> WORK TO DO: Print the part of the material below that opens with the line containing "y-tick-label: 0:00:00 bbox=[54, 805, 117, 826]" and runs through the end of the material, keeping every line unchanged.

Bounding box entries
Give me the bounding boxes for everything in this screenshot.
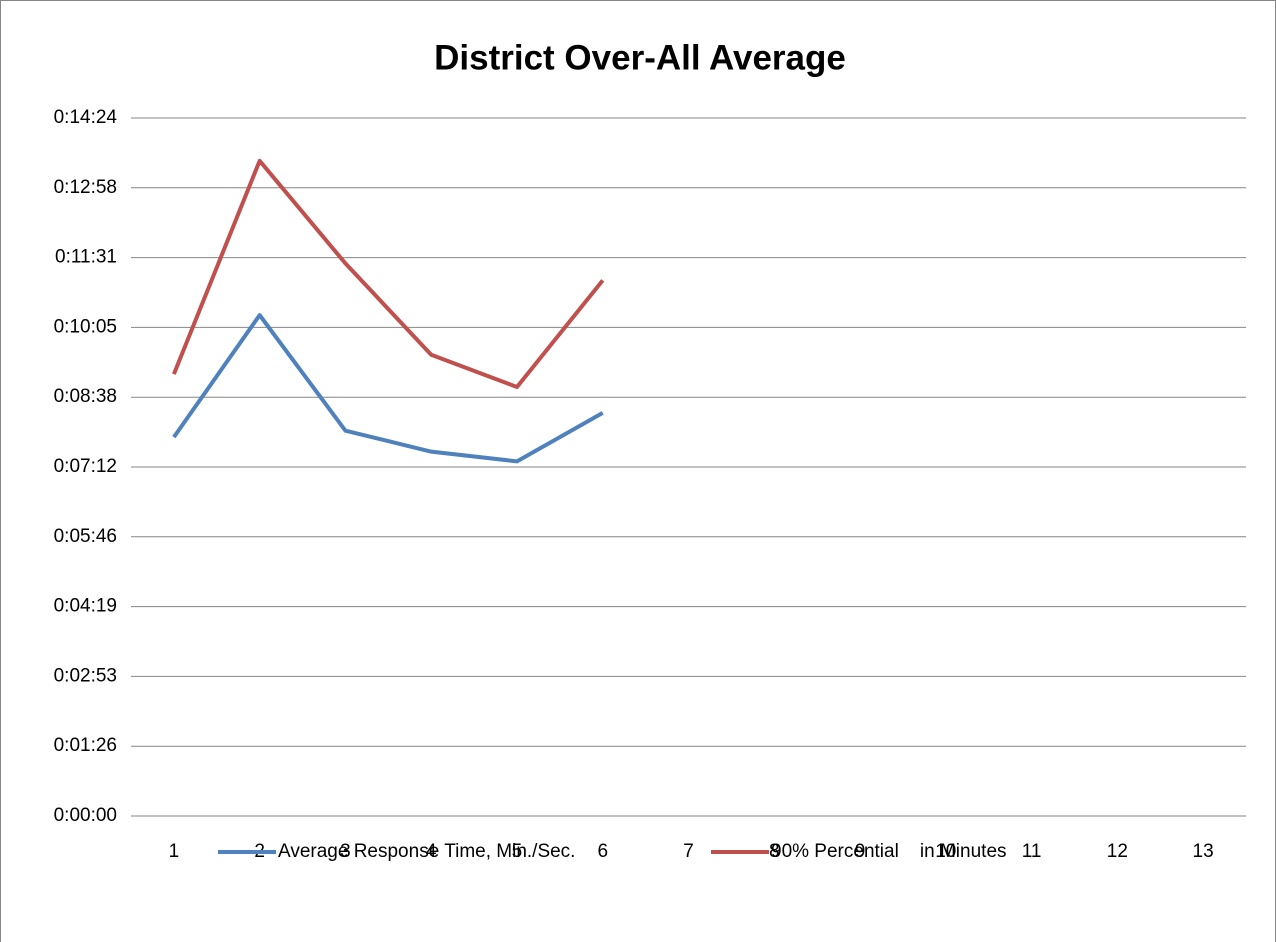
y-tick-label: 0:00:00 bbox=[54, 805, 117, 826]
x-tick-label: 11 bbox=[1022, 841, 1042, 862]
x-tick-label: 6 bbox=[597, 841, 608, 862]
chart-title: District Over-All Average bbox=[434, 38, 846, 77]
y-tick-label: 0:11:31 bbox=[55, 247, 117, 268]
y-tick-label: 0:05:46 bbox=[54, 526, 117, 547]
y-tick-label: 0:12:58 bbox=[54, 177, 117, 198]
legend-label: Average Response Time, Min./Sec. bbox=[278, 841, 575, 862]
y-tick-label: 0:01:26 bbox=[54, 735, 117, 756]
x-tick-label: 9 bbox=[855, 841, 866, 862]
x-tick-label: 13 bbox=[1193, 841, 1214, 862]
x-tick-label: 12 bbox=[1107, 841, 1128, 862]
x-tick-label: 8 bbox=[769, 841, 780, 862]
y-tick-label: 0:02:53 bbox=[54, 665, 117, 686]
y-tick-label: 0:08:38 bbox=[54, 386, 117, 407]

> ANSWER:
y-tick-label: 0:00:00 bbox=[54, 805, 117, 826]
x-tick-label: 11 bbox=[1022, 841, 1042, 862]
x-tick-label: 6 bbox=[597, 841, 608, 862]
chart-title: District Over-All Average bbox=[434, 38, 846, 77]
y-tick-label: 0:11:31 bbox=[55, 247, 117, 268]
y-tick-label: 0:05:46 bbox=[54, 526, 117, 547]
y-tick-label: 0:12:58 bbox=[54, 177, 117, 198]
legend-label: Average Response Time, Min./Sec. bbox=[278, 841, 575, 862]
y-tick-label: 0:01:26 bbox=[54, 735, 117, 756]
x-tick-label: 9 bbox=[855, 841, 866, 862]
x-tick-label: 13 bbox=[1193, 841, 1214, 862]
x-tick-label: 12 bbox=[1107, 841, 1128, 862]
x-tick-label: 8 bbox=[769, 841, 780, 862]
y-tick-label: 0:02:53 bbox=[54, 665, 117, 686]
y-tick-label: 0:08:38 bbox=[54, 386, 117, 407]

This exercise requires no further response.